## Set task
Extract all records. Keep each one exact.

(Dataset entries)
◇ ◇ ◇ ◇

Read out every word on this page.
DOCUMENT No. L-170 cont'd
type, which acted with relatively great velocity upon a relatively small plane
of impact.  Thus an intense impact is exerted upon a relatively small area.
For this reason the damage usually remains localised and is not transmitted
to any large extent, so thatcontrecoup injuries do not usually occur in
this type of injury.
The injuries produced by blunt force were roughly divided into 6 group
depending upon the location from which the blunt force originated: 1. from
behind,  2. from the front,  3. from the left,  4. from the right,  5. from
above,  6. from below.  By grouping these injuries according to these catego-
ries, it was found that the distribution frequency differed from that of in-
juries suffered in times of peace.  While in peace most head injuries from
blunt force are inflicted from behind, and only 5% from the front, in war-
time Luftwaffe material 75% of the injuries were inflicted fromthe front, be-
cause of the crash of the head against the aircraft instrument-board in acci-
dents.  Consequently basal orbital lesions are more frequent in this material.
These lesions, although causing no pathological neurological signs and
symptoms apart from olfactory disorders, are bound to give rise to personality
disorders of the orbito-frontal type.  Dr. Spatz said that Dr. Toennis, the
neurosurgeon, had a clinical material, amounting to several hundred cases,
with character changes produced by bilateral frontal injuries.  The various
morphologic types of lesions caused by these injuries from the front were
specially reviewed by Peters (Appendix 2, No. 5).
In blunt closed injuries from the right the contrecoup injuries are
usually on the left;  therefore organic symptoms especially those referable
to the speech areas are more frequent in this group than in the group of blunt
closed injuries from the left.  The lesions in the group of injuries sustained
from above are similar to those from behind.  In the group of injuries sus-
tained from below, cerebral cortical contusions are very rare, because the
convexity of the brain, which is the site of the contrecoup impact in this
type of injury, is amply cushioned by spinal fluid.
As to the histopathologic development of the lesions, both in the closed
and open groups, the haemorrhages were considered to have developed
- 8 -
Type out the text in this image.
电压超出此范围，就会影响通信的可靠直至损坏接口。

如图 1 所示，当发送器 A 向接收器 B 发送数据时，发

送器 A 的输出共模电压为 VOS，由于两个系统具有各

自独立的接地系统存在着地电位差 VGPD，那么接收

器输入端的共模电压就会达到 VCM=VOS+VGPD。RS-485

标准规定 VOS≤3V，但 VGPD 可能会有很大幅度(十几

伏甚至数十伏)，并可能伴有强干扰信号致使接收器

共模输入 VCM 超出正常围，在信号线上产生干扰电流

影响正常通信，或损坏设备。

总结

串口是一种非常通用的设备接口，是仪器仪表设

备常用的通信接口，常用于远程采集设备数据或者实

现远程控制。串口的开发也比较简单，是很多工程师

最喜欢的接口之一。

◇ ◇ ◇ ◇

## Reply to the exercise
Read out every word on this page.
DOCUMENT No. L-170 cont'd
type, which acted with relatively great velocity upon a relatively small plane
of impact.  Thus an intense impact is exerted upon a relatively small area.
For this reason the damage usually remains localised and is not transmitted
to any large extent, so thatcontrecoup injuries do not usually occur in
this type of injury.
The injuries produced by blunt force were roughly divided into 6 group
depending upon the location from which the blunt force originated: 1. from
behind,  2. from the front,  3. from the left,  4. from the right,  5. from
above,  6. from below.  By grouping these injuries according to these catego-
ries, it was found that the distribution frequency differed from that of in-
juries suffered in times of peace.  While in peace most head injuries from
blunt force are inflicted from behind, and only 5% from the front, in war-
time Luftwaffe material 75% of the injuries were inflicted fromthe front, be-
cause of the crash of the head against the aircraft instrument-board in acci-
dents.  Consequently basal orbital lesions are more frequent in this material.
These lesions, although causing no pathological neurological signs and
symptoms apart from olfactory disorders, are bound to give rise to personality
disorders of the orbito-frontal type.  Dr. Spatz said that Dr. Toennis, the
neurosurgeon, had a clinical material, amounting to several hundred cases,
with character changes produced by bilateral frontal injuries.  The various
morphologic types of lesions caused by these injuries from the front were
specially reviewed by Peters (Appendix 2, No. 5).
In blunt closed injuries from the right the contrecoup injuries are
usually on the left;  therefore organic symptoms especially those referable
to the speech areas are more frequent in this group than in the group of blunt
closed injuries from the left.  The lesions in the group of injuries sustained
from above are similar to those from behind.  In the group of injuries sus-
tained from below, cerebral cortical contusions are very rare, because the
convexity of the brain, which is the site of the contrecoup impact in this
type of injury, is amply cushioned by spinal fluid.
As to the histopathologic development of the lesions, both in the closed
and open groups, the haemorrhages were considered to have developed
- 8 -
Type out the text in this image.
电压超出此范围，就会影响通信的可靠直至损坏接口。

如图 1 所示，当发送器 A 向接收器 B 发送数据时，发

送器 A 的输出共模电压为 VOS，由于两个系统具有各

自独立的接地系统存在着地电位差 VGPD，那么接收

器输入端的共模电压就会达到 VCM=VOS+VGPD。RS-485

标准规定 VOS≤3V，但 VGPD 可能会有很大幅度(十几

伏甚至数十伏)，并可能伴有强干扰信号致使接收器

共模输入 VCM 超出正常围，在信号线上产生干扰电流

影响正常通信，或损坏设备。

总结

串口是一种非常通用的设备接口，是仪器仪表设

备常用的通信接口，常用于远程采集设备数据或者实

现远程控制。串口的开发也比较简单，是很多工程师

最喜欢的接口之一。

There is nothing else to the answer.